INPUT FOR THIS TASK
# # # # #

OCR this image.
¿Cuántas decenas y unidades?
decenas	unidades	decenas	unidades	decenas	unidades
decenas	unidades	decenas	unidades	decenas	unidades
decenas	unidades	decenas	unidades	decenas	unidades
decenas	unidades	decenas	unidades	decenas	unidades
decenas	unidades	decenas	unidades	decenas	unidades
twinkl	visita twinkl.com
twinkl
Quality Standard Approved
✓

# # # # #

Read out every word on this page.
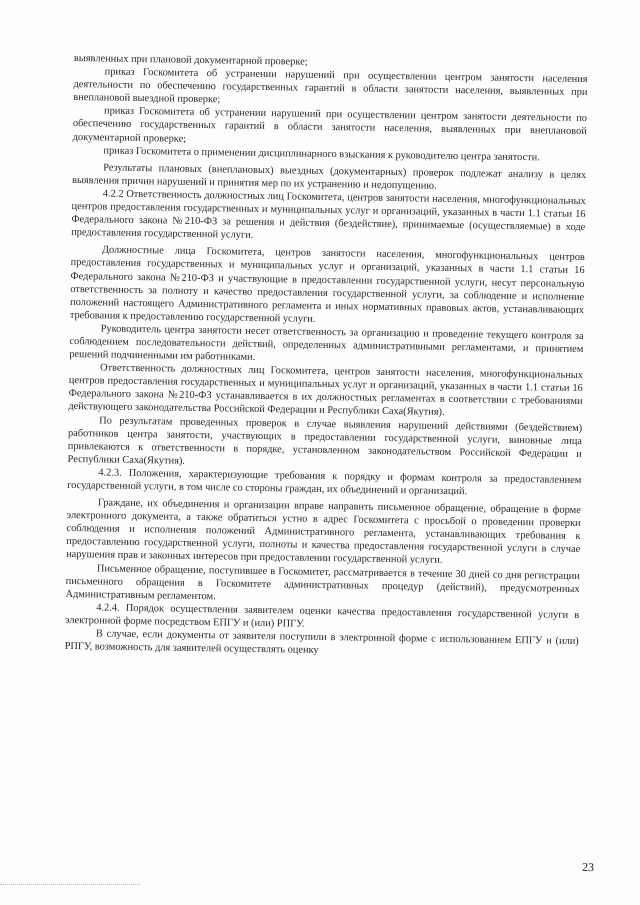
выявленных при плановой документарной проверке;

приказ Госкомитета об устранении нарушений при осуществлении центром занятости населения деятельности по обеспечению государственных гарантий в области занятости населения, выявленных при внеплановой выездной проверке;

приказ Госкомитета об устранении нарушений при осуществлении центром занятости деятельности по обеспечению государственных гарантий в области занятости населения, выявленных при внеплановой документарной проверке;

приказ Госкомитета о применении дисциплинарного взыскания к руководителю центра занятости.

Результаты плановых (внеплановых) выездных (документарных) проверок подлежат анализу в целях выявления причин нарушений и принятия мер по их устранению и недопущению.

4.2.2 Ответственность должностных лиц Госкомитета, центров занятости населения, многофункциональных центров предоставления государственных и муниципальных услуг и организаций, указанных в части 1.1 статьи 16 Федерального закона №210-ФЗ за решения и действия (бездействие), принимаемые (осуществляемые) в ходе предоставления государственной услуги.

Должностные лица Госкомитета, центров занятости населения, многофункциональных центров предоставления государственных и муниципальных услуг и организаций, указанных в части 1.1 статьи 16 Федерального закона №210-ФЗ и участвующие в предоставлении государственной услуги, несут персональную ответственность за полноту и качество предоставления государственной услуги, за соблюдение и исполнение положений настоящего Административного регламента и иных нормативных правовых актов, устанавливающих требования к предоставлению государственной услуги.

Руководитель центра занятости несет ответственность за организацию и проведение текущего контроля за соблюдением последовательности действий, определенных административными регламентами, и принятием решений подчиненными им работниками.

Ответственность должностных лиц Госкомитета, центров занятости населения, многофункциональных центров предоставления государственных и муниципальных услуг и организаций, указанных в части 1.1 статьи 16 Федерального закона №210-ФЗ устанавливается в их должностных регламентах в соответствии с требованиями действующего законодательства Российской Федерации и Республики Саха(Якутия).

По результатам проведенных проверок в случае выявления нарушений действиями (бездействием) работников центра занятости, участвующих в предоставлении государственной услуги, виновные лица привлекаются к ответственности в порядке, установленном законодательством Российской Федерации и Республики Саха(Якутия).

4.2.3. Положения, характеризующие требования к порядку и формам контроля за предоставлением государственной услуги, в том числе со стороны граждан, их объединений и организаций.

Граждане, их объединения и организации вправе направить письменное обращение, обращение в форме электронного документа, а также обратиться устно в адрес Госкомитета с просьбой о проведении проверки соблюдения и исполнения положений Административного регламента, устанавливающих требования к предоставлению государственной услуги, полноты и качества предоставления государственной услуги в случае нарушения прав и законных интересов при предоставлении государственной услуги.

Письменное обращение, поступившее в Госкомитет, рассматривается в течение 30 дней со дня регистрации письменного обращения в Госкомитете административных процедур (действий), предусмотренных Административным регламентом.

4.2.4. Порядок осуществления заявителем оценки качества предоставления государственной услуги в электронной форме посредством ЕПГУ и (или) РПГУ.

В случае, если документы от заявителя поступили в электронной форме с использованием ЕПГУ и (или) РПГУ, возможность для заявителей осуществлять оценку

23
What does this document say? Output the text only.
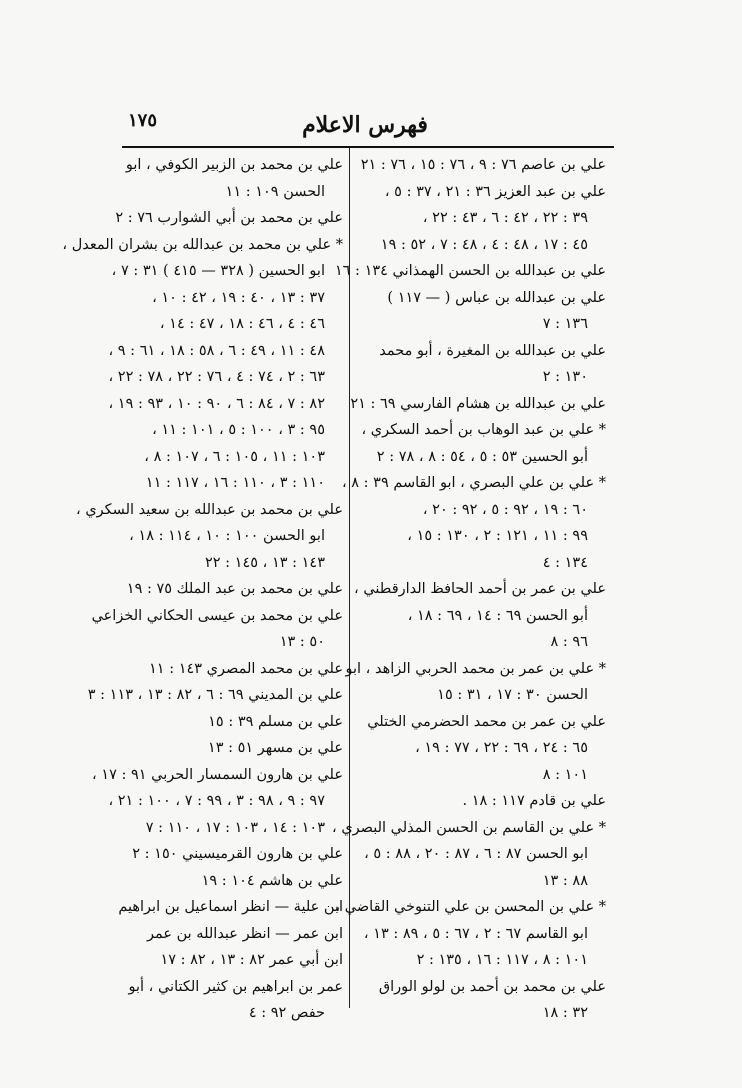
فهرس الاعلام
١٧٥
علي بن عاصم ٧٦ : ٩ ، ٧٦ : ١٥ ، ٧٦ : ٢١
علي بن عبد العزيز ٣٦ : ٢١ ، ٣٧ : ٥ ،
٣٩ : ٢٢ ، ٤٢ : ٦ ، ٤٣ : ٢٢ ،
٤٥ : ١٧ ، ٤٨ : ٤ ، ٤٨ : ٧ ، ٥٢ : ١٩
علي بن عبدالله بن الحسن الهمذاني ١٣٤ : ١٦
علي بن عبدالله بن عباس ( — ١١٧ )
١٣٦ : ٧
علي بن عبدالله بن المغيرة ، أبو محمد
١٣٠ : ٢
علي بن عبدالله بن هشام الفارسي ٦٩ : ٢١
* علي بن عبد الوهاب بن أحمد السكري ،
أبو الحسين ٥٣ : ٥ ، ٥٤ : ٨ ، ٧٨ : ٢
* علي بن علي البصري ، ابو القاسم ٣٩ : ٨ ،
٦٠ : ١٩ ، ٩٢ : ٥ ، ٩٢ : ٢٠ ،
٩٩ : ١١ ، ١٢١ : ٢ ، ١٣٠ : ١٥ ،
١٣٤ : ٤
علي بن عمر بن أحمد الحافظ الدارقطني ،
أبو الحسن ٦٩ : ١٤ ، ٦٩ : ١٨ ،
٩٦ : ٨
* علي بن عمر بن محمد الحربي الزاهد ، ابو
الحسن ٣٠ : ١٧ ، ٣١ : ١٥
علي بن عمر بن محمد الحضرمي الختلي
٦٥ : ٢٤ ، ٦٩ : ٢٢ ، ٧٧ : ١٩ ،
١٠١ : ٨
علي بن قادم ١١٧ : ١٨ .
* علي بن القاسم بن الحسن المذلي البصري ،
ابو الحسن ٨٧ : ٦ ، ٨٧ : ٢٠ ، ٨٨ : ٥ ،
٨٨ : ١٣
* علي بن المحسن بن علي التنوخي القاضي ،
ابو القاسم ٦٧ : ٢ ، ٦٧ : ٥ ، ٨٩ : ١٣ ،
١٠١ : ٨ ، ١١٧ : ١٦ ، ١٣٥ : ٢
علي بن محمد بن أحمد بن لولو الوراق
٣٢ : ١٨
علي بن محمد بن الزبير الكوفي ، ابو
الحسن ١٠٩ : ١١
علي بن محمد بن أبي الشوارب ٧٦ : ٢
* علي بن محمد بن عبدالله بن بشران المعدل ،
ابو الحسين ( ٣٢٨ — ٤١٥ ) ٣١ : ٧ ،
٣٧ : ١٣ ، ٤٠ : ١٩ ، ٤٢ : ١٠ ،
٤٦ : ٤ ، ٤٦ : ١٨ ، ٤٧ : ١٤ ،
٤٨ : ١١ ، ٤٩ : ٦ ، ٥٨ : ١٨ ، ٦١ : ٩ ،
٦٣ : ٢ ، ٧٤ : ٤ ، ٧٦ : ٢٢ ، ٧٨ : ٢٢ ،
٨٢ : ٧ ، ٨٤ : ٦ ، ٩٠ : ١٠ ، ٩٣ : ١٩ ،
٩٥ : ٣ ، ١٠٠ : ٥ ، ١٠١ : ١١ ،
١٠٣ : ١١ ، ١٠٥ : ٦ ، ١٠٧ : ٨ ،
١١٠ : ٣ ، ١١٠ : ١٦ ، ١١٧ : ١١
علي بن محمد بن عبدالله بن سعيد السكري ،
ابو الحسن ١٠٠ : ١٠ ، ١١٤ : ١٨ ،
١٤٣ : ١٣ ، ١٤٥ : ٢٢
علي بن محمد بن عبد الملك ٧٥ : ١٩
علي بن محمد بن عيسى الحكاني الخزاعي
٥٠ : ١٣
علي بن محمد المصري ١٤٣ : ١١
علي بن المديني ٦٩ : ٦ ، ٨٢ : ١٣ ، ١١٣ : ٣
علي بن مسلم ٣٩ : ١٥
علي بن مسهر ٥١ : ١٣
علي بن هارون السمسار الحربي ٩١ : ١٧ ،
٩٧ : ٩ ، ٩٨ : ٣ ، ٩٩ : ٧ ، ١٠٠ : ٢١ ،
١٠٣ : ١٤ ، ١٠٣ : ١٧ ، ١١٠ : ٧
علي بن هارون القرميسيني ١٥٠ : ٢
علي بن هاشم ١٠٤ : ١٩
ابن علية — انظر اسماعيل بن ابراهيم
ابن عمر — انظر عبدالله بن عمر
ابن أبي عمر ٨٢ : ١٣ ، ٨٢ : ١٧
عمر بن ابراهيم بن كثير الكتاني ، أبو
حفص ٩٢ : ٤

# # # # #

THE PROBLEM
Determine the count of lines in the data above with the string "أحمد" in them, and give that count alone.

CORRECT OUTPUT
3